━━━ RECORD EXTRACTS
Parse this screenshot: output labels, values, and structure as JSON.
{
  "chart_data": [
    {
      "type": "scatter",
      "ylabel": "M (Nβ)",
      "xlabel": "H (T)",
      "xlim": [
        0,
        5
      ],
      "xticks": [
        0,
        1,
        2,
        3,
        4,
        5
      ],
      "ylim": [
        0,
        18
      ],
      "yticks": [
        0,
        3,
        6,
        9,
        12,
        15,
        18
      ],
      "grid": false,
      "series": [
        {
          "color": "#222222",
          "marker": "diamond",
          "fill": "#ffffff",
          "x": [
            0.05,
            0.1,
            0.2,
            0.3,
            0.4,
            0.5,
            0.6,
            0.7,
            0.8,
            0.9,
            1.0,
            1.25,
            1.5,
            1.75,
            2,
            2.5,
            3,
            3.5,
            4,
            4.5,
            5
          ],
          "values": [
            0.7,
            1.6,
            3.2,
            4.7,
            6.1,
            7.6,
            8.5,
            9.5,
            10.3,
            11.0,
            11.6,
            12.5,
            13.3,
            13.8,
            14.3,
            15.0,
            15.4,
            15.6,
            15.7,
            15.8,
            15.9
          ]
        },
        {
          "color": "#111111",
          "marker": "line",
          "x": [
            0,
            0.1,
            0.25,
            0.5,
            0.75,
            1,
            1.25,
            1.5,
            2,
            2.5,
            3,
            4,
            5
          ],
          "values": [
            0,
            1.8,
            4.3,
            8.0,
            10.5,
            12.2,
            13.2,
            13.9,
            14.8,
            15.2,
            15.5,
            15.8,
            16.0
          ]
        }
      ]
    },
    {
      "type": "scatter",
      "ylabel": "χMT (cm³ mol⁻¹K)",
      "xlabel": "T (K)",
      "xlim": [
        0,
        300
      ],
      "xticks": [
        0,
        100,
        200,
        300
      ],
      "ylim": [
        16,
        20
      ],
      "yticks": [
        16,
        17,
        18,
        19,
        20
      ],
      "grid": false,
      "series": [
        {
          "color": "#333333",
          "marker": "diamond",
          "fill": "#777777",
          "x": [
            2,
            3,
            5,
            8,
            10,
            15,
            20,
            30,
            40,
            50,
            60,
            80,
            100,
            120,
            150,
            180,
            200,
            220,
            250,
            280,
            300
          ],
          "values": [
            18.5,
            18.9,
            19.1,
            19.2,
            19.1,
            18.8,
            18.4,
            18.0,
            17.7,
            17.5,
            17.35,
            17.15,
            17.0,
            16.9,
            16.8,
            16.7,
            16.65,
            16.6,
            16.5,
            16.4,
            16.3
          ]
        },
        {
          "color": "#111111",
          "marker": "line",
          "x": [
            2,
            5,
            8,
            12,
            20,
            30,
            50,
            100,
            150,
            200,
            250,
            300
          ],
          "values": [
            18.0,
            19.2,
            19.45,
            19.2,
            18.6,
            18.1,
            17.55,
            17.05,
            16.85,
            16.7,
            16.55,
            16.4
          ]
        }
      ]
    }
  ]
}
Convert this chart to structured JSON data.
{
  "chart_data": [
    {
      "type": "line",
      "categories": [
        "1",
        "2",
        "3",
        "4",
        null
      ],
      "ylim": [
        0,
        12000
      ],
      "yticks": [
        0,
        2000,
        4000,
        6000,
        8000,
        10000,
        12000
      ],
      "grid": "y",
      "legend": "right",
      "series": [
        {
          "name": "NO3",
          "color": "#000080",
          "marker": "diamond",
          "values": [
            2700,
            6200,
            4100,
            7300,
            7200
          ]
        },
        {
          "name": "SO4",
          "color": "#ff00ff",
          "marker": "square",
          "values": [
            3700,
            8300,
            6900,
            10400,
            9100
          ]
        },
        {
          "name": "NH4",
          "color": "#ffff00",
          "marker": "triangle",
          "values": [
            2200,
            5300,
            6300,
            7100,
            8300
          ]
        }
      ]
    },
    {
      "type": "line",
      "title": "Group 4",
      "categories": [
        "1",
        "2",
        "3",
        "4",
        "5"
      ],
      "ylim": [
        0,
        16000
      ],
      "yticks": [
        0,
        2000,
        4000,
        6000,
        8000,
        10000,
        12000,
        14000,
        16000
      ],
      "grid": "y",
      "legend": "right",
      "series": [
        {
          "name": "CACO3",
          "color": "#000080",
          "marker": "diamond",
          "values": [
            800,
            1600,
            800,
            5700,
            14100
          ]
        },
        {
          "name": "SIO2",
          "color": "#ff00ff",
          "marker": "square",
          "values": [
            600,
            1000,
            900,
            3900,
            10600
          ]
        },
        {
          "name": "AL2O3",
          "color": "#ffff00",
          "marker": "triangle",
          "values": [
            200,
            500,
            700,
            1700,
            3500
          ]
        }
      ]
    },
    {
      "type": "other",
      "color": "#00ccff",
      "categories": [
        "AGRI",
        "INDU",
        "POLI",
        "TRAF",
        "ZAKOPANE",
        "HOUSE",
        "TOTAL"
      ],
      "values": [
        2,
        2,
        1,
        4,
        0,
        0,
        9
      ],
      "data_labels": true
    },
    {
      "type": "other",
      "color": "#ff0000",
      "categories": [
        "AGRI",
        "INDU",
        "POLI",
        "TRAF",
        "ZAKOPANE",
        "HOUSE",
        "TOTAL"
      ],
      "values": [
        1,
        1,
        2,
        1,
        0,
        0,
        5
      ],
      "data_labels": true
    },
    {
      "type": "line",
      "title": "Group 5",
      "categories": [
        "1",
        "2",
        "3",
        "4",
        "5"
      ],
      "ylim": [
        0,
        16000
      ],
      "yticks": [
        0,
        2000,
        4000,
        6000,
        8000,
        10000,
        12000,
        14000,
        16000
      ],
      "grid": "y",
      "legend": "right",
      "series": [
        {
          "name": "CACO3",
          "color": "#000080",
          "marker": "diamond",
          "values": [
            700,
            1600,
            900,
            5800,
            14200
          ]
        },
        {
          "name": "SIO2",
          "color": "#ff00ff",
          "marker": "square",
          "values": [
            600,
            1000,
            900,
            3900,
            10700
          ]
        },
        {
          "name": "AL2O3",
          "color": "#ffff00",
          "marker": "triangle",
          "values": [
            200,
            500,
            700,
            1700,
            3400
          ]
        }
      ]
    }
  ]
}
━━━━━━
_WORK TO BE COMPLETED:_ Please set down all the data word for word.

_WRITTEN SOLUTION:_
Parse this screenshot: output labels, values, and structure as JSON.
{
  "chart_data": [
    {
      "type": "scatter",
      "ylabel": "M (Nβ)",
      "xlabel": "H (T)",
      "xlim": [
        0,
        5
      ],
      "xticks": [
        0,
        1,
        2,
        3,
        4,
        5
      ],
      "ylim": [
        0,
        18
      ],
      "yticks": [
        0,
        3,
        6,
        9,
        12,
        15,
        18
      ],
      "grid": false,
      "series": [
        {
          "color": "#222222",
          "marker": "diamond",
          "fill": "#ffffff",
          "x": [
            0.05,
            0.1,
            0.2,
            0.3,
            0.4,
            0.5,
            0.6,
            0.7,
            0.8,
            0.9,
            1.0,
            1.25,
            1.5,
            1.75,
            2,
            2.5,
            3,
            3.5,
            4,
            4.5,
            5
          ],
          "values": [
            0.7,
            1.6,
            3.2,
            4.7,
            6.1,
            7.6,
            8.5,
            9.5,
            10.3,
            11.0,
            11.6,
            12.5,
            13.3,
            13.8,
            14.3,
            15.0,
            15.4,
            15.6,
            15.7,
            15.8,
            15.9
          ]
        },
        {
          "color": "#111111",
          "marker": "line",
          "x": [
            0,
            0.1,
            0.25,
            0.5,
            0.75,
            1,
            1.25,
            1.5,
            2,
            2.5,
            3,
            4,
            5
          ],
          "values": [
            0,
            1.8,
            4.3,
            8.0,
            10.5,
            12.2,
            13.2,
            13.9,
            14.8,
            15.2,
            15.5,
            15.8,
            16.0
          ]
        }
      ]
    },
    {
      "type": "scatter",
      "ylabel": "χMT (cm³ mol⁻¹K)",
      "xlabel": "T (K)",
      "xlim": [
        0,
        300
      ],
      "xticks": [
        0,
        100,
        200,
        300
      ],
      "ylim": [
        16,
        20
      ],
      "yticks": [
        16,
        17,
        18,
        19,
        20
      ],
      "grid": false,
      "series": [
        {
          "color": "#333333",
          "marker": "diamond",
          "fill": "#777777",
          "x": [
            2,
            3,
            5,
            8,
            10,
            15,
            20,
            30,
            40,
            50,
            60,
            80,
            100,
            120,
            150,
            180,
            200,
            220,
            250,
            280,
            300
          ],
          "values": [
            18.5,
            18.9,
            19.1,
            19.2,
            19.1,
            18.8,
            18.4,
            18.0,
            17.7,
            17.5,
            17.35,
            17.15,
            17.0,
            16.9,
            16.8,
            16.7,
            16.65,
            16.6,
            16.5,
            16.4,
            16.3
          ]
        },
        {
          "color": "#111111",
          "marker": "line",
          "x": [
            2,
            5,
            8,
            12,
            20,
            30,
            50,
            100,
            150,
            200,
            250,
            300
          ],
          "values": [
            18.0,
            19.2,
            19.45,
            19.2,
            18.6,
            18.1,
            17.55,
            17.05,
            16.85,
            16.7,
            16.55,
            16.4
          ]
        }
      ]
    }
  ]
}
Convert this chart to structured JSON data.
{
  "chart_data": [
    {
      "type": "line",
      "categories": [
        "1",
        "2",
        "3",
        "4",
        null
      ],
      "ylim": [
        0,
        12000
      ],
      "yticks": [
        0,
        2000,
        4000,
        6000,
        8000,
        10000,
        12000
      ],
      "grid": "y",
      "legend": "right",
      "series": [
        {
          "name": "NO3",
          "color": "#000080",
          "marker": "diamond",
          "values": [
            2700,
            6200,
            4100,
            7300,
            7200
          ]
        },
        {
          "name": "SO4",
          "color": "#ff00ff",
          "marker": "square",
          "values": [
            3700,
            8300,
            6900,
            10400,
            9100
          ]
        },
        {
          "name": "NH4",
          "color": "#ffff00",
          "marker": "triangle",
          "values": [
            2200,
            5300,
            6300,
            7100,
            8300
          ]
        }
      ]
    },
    {
      "type": "line",
      "title": "Group 4",
      "categories": [
        "1",
        "2",
        "3",
        "4",
        "5"
      ],
      "ylim": [
        0,
        16000
      ],
      "yticks": [
        0,
        2000,
        4000,
        6000,
        8000,
        10000,
        12000,
        14000,
        16000
      ],
      "grid": "y",
      "legend": "right",
      "series": [
        {
          "name": "CACO3",
          "color": "#000080",
          "marker": "diamond",
          "values": [
            800,
            1600,
            800,
            5700,
            14100
          ]
        },
        {
          "name": "SIO2",
          "color": "#ff00ff",
          "marker": "square",
          "values": [
            600,
            1000,
            900,
            3900,
            10600
          ]
        },
        {
          "name": "AL2O3",
          "color": "#ffff00",
          "marker": "triangle",
          "values": [
            200,
            500,
            700,
            1700,
            3500
          ]
        }
      ]
    },
    {
      "type": "other",
      "color": "#00ccff",
      "categories": [
        "AGRI",
        "INDU",
        "POLI",
        "TRAF",
        "ZAKOPANE",
        "HOUSE",
        "TOTAL"
      ],
      "values": [
        2,
        2,
        1,
        4,
        0,
        0,
        9
      ],
      "data_labels": true
    },
    {
      "type": "other",
      "color": "#ff0000",
      "categories": [
        "AGRI",
        "INDU",
        "POLI",
        "TRAF",
        "ZAKOPANE",
        "HOUSE",
        "TOTAL"
      ],
      "values": [
        1,
        1,
        2,
        1,
        0,
        0,
        5
      ],
      "data_labels": true
    },
    {
      "type": "line",
      "title": "Group 5",
      "categories": [
        "1",
        "2",
        "3",
        "4",
        "5"
      ],
      "ylim": [
        0,
        16000
      ],
      "yticks": [
        0,
        2000,
        4000,
        6000,
        8000,
        10000,
        12000,
        14000,
        16000
      ],
      "grid": "y",
      "legend": "right",
      "series": [
        {
          "name": "CACO3",
          "color": "#000080",
          "marker": "diamond",
          "values": [
            700,
            1600,
            900,
            5800,
            14200
          ]
        },
        {
          "name": "SIO2",
          "color": "#ff00ff",
          "marker": "square",
          "values": [
            600,
            1000,
            900,
            3900,
            10700
          ]
        },
        {
          "name": "AL2O3",
          "color": "#ffff00",
          "marker": "triangle",
          "values": [
            200,
            500,
            700,
            1700,
            3400
          ]
        }
      ]
    }
  ]
}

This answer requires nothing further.